◆ Your goal:
Find the string "Committee" and gather every line that holds it.

◆ Material provided:

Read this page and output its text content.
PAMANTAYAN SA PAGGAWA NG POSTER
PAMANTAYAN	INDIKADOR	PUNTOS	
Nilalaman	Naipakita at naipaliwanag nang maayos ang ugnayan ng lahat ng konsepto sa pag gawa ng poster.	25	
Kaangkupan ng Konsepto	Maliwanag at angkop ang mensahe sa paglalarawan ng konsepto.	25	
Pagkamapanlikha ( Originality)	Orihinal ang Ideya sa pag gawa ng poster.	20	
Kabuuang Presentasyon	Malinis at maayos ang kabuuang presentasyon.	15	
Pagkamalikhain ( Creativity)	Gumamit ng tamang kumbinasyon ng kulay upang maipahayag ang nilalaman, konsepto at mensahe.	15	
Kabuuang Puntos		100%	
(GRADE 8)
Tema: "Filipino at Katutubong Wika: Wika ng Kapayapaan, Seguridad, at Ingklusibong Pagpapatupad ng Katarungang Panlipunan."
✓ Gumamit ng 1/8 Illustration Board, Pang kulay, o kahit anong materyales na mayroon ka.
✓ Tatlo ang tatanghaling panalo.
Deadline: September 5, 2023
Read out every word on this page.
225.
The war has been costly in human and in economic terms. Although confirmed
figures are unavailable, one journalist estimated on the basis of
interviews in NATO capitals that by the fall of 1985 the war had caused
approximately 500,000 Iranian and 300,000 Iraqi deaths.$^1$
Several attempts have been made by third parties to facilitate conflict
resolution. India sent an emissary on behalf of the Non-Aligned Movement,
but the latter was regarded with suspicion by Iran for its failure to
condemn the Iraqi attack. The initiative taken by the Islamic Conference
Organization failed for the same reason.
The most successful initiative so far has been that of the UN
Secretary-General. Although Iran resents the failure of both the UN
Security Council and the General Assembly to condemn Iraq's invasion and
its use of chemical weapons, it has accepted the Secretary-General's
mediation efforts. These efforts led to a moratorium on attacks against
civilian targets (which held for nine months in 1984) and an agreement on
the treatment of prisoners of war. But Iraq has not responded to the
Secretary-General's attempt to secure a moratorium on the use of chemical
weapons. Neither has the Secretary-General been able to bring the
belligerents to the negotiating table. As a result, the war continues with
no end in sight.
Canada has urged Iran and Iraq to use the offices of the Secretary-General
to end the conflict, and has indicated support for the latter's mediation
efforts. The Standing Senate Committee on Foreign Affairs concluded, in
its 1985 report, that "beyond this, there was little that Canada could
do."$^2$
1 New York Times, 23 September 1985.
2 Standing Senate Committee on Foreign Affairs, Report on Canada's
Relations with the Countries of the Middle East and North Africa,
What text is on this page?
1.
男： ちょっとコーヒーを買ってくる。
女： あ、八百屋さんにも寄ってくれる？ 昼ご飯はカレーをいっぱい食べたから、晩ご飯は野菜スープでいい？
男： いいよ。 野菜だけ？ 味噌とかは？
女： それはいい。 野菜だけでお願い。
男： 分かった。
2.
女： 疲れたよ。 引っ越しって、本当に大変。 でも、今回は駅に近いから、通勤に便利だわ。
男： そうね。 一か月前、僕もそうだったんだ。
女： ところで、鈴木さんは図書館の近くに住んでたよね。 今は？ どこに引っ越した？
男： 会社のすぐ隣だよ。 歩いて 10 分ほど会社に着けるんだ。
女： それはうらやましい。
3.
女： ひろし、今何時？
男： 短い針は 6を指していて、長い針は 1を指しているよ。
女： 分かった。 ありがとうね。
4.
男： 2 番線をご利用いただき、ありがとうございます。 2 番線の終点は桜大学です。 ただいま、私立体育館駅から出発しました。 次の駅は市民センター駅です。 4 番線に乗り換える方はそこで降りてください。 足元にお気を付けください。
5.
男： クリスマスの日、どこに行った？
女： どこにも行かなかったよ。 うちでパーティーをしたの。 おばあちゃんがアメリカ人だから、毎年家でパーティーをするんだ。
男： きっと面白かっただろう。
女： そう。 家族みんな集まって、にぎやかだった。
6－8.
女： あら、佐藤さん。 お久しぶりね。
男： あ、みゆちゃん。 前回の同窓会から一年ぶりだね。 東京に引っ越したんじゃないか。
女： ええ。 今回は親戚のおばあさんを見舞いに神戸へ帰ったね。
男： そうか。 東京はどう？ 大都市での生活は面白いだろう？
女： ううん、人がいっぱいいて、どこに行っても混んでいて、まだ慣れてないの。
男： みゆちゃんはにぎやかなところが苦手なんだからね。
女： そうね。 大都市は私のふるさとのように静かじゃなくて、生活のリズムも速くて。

◆ Full output:
efforts. The Standing Senate Committee on Foreign Affairs concluded, in
2 Standing Senate Committee on Foreign Affairs, Report on Canada's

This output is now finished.